* What to produce:
Repeat every record below exactly, leaving out the pictures.

* Records supplied:
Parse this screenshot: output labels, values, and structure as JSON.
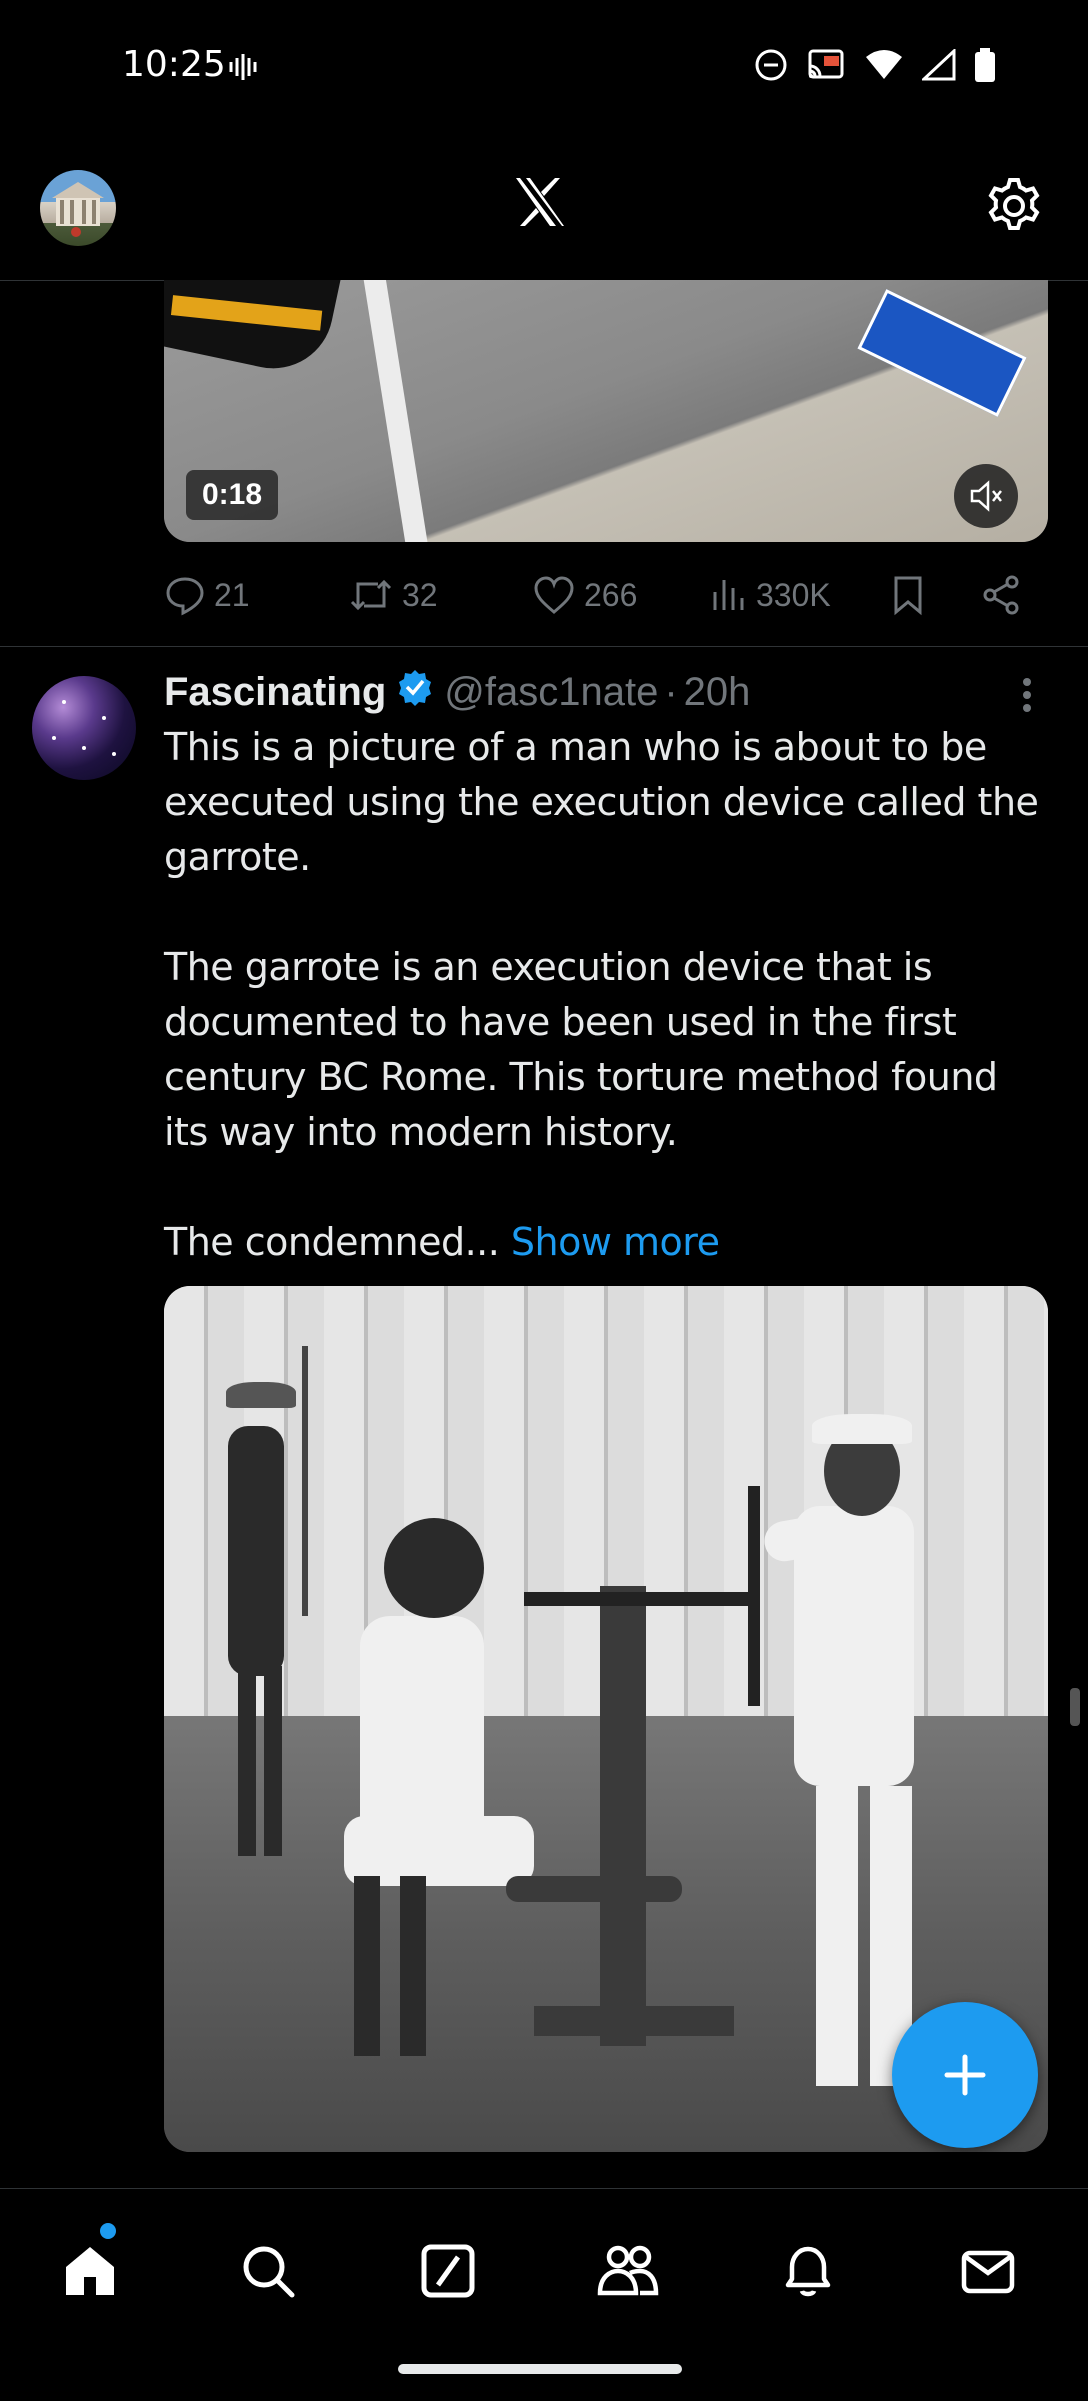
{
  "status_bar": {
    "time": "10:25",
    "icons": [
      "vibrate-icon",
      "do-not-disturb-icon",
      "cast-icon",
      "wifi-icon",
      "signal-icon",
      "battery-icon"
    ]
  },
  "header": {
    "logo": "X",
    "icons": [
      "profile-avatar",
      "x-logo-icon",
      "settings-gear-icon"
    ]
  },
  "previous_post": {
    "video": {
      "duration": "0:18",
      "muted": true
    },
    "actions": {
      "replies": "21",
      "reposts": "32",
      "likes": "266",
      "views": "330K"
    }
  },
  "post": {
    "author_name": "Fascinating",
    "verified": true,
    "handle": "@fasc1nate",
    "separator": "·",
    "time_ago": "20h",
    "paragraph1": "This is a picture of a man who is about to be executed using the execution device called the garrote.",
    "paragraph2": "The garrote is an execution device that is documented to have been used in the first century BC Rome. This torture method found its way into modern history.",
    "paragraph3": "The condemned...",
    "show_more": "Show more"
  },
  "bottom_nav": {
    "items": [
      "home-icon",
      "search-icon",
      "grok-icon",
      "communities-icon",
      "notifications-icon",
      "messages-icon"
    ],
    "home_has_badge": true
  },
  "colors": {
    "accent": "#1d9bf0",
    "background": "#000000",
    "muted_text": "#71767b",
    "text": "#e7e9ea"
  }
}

* Written response:
Parse this screenshot: output labels, values, and structure as JSON.
{
  "status_bar": {
    "time": "10:25",
    "icons": [
      "vibrate-icon",
      "do-not-disturb-icon",
      "cast-icon",
      "wifi-icon",
      "signal-icon",
      "battery-icon"
    ]
  },
  "header": {
    "logo": "X",
    "icons": [
      "profile-avatar",
      "x-logo-icon",
      "settings-gear-icon"
    ]
  },
  "previous_post": {
    "video": {
      "duration": "0:18",
      "muted": true
    },
    "actions": {
      "replies": "21",
      "reposts": "32",
      "likes": "266",
      "views": "330K"
    }
  },
  "post": {
    "author_name": "Fascinating",
    "verified": true,
    "handle": "@fasc1nate",
    "separator": "·",
    "time_ago": "20h",
    "paragraph1": "This is a picture of a man who is about to be executed using the execution device called the garrote.",
    "paragraph2": "The garrote is an execution device that is documented to have been used in the first century BC Rome. This torture method found its way into modern history.",
    "paragraph3": "The condemned...",
    "show_more": "Show more"
  },
  "bottom_nav": {
    "items": [
      "home-icon",
      "search-icon",
      "grok-icon",
      "communities-icon",
      "notifications-icon",
      "messages-icon"
    ],
    "home_has_badge": true
  },
  "colors": {
    "accent": "#1d9bf0",
    "background": "#000000",
    "muted_text": "#71767b",
    "text": "#e7e9ea"
  }
}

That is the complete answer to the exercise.